→ **Source material**
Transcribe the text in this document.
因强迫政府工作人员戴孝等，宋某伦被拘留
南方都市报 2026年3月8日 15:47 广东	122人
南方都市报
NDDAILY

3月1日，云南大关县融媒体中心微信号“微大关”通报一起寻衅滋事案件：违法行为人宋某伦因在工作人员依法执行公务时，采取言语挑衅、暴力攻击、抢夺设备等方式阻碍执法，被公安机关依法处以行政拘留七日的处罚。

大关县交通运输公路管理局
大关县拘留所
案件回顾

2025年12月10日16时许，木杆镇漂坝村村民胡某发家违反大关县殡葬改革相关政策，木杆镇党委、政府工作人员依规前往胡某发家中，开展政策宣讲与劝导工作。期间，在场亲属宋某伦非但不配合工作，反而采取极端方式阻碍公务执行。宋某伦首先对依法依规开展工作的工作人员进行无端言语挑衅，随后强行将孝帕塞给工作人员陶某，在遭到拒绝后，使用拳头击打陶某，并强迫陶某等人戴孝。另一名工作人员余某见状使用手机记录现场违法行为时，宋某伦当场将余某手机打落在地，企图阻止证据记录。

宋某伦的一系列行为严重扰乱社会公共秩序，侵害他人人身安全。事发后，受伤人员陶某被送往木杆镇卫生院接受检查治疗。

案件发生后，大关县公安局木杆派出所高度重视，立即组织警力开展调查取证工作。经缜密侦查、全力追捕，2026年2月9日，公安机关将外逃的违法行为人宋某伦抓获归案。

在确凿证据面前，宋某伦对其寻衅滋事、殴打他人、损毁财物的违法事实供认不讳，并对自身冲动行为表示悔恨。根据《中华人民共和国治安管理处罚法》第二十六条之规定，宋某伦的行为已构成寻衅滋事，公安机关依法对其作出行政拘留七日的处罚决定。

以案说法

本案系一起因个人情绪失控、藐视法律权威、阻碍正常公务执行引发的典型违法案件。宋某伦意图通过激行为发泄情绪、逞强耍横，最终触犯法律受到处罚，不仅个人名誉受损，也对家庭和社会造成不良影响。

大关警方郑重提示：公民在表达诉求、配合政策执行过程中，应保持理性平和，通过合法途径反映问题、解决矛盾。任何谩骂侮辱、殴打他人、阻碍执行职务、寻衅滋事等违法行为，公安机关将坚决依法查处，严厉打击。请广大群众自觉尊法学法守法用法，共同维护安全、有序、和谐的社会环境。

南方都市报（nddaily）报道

→ **What the task asks**
Take every line containing the word "南方都市报" and copy it.

→ **The completed task**
南方都市报 2026年3月8日 15:47 广东	122人
南方都市报
南方都市报（nddaily）报道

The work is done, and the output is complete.